• What is required: Leave out every picture, then transcribe the rest of the listing exactly.

[A block of data]
────
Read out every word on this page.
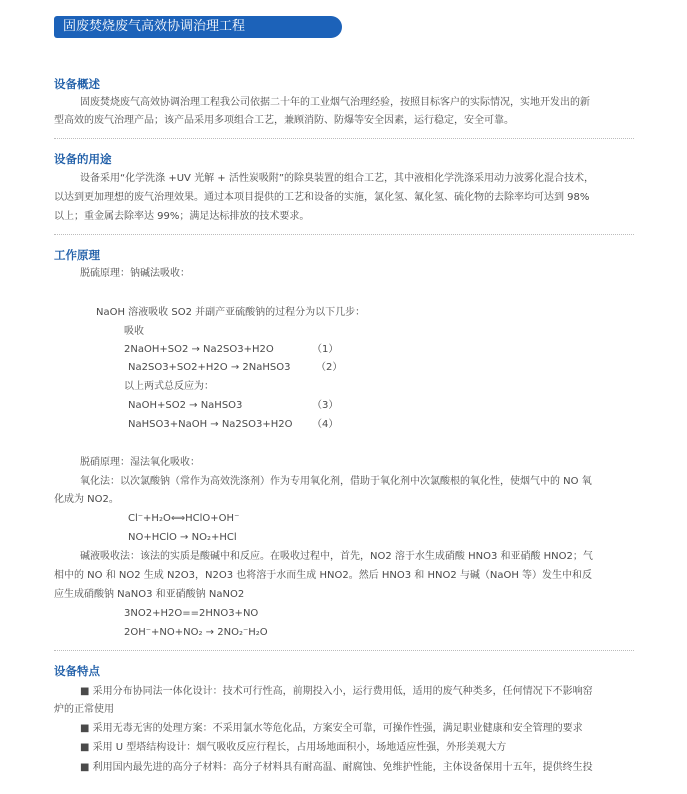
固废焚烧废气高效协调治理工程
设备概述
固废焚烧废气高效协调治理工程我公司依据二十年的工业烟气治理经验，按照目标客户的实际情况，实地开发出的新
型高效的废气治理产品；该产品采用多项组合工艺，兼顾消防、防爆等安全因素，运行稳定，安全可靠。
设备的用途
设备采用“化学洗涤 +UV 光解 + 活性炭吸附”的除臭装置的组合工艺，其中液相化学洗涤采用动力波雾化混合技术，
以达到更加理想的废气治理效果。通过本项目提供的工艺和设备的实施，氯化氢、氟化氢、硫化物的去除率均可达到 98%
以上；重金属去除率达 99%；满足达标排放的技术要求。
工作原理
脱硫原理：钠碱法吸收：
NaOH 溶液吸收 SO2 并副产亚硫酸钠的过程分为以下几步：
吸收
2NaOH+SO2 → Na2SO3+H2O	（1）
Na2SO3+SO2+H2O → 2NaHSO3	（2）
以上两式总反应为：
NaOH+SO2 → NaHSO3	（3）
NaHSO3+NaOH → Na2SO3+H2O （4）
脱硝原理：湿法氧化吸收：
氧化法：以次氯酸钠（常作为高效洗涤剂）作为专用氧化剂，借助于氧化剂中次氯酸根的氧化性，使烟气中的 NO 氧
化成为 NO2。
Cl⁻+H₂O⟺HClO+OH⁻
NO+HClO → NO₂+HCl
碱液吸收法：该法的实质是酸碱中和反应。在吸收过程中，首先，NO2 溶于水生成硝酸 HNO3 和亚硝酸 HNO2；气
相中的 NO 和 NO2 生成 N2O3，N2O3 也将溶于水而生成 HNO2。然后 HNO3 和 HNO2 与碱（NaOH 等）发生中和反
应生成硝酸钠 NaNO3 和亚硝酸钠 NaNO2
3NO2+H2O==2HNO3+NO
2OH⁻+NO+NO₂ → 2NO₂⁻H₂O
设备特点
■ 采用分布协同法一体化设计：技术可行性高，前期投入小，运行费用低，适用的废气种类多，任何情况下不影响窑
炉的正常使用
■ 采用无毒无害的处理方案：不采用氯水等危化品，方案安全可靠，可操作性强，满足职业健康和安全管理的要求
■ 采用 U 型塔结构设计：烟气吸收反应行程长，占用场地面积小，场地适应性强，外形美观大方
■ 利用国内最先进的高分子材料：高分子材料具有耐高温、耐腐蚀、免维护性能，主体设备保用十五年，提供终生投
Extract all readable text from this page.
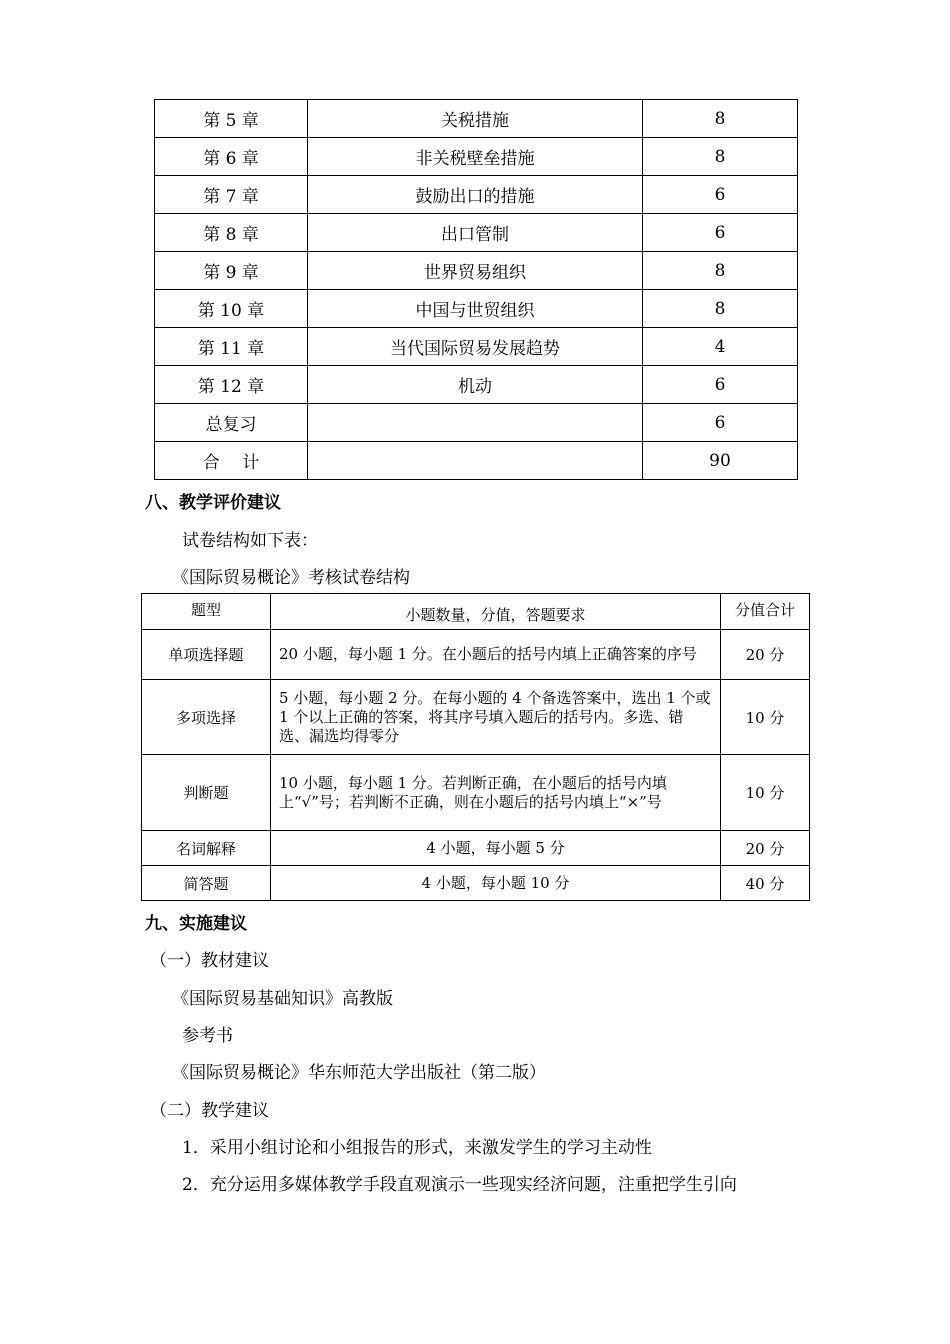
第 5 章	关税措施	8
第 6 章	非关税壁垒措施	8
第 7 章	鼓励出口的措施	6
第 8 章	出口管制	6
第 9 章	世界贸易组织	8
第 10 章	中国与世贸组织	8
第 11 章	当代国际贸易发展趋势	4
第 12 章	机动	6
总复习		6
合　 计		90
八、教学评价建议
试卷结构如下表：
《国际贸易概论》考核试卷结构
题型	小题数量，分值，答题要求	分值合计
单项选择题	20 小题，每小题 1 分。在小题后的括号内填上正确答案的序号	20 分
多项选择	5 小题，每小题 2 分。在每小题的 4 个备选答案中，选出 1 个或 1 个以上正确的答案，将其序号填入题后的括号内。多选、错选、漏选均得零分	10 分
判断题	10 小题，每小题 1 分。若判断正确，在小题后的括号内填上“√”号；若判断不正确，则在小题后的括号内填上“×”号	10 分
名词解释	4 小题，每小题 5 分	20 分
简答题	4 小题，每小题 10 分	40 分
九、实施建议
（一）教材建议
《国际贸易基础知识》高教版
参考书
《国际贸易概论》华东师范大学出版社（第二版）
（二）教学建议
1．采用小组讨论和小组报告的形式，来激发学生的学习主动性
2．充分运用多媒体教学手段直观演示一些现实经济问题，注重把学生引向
────
• Finished answer:
Read out every word on this page.
固废焚烧废气高效协调治理工程
设备概述
固废焚烧废气高效协调治理工程我公司依据二十年的工业烟气治理经验，按照目标客户的实际情况，实地开发出的新
型高效的废气治理产品；该产品采用多项组合工艺，兼顾消防、防爆等安全因素，运行稳定，安全可靠。
设备的用途
设备采用“化学洗涤 +UV 光解 + 活性炭吸附”的除臭装置的组合工艺，其中液相化学洗涤采用动力波雾化混合技术，
以达到更加理想的废气治理效果。通过本项目提供的工艺和设备的实施，氯化氢、氟化氢、硫化物的去除率均可达到 98%
以上；重金属去除率达 99%；满足达标排放的技术要求。
工作原理
脱硫原理：钠碱法吸收：
NaOH 溶液吸收 SO2 并副产亚硫酸钠的过程分为以下几步：
吸收
2NaOH+SO2 → Na2SO3+H2O	（1）
Na2SO3+SO2+H2O → 2NaHSO3	（2）
以上两式总反应为：
NaOH+SO2 → NaHSO3	（3）
NaHSO3+NaOH → Na2SO3+H2O （4）
脱硝原理：湿法氧化吸收：
氧化法：以次氯酸钠（常作为高效洗涤剂）作为专用氧化剂，借助于氧化剂中次氯酸根的氧化性，使烟气中的 NO 氧
化成为 NO2。
Cl⁻+H₂O⟺HClO+OH⁻
NO+HClO → NO₂+HCl
碱液吸收法：该法的实质是酸碱中和反应。在吸收过程中，首先，NO2 溶于水生成硝酸 HNO3 和亚硝酸 HNO2；气
相中的 NO 和 NO2 生成 N2O3，N2O3 也将溶于水而生成 HNO2。然后 HNO3 和 HNO2 与碱（NaOH 等）发生中和反
应生成硝酸钠 NaNO3 和亚硝酸钠 NaNO2
3NO2+H2O==2HNO3+NO
2OH⁻+NO+NO₂ → 2NO₂⁻H₂O
设备特点
■ 采用分布协同法一体化设计：技术可行性高，前期投入小，运行费用低，适用的废气种类多，任何情况下不影响窑
炉的正常使用
■ 采用无毒无害的处理方案：不采用氯水等危化品，方案安全可靠，可操作性强，满足职业健康和安全管理的要求
■ 采用 U 型塔结构设计：烟气吸收反应行程长，占用场地面积小，场地适应性强，外形美观大方
■ 利用国内最先进的高分子材料：高分子材料具有耐高温、耐腐蚀、免维护性能，主体设备保用十五年，提供终生投
Extract all readable text from this page.
第 5 章	关税措施	8
第 6 章	非关税壁垒措施	8
第 7 章	鼓励出口的措施	6
第 8 章	出口管制	6
第 9 章	世界贸易组织	8
第 10 章	中国与世贸组织	8
第 11 章	当代国际贸易发展趋势	4
第 12 章	机动	6
总复习		6
合　 计		90
八、教学评价建议
试卷结构如下表：
《国际贸易概论》考核试卷结构
题型	小题数量，分值，答题要求	分值合计
单项选择题	20 小题，每小题 1 分。在小题后的括号内填上正确答案的序号	20 分
多项选择	5 小题，每小题 2 分。在每小题的 4 个备选答案中，选出 1 个或 1 个以上正确的答案，将其序号填入题后的括号内。多选、错选、漏选均得零分	10 分
判断题	10 小题，每小题 1 分。若判断正确，在小题后的括号内填上“√”号；若判断不正确，则在小题后的括号内填上“×”号	10 分
名词解释	4 小题，每小题 5 分	20 分
简答题	4 小题，每小题 10 分	40 分
九、实施建议
（一）教材建议
《国际贸易基础知识》高教版
参考书
《国际贸易概论》华东师范大学出版社（第二版）
（二）教学建议
1．采用小组讨论和小组报告的形式，来激发学生的学习主动性
2．充分运用多媒体教学手段直观演示一些现实经济问题，注重把学生引向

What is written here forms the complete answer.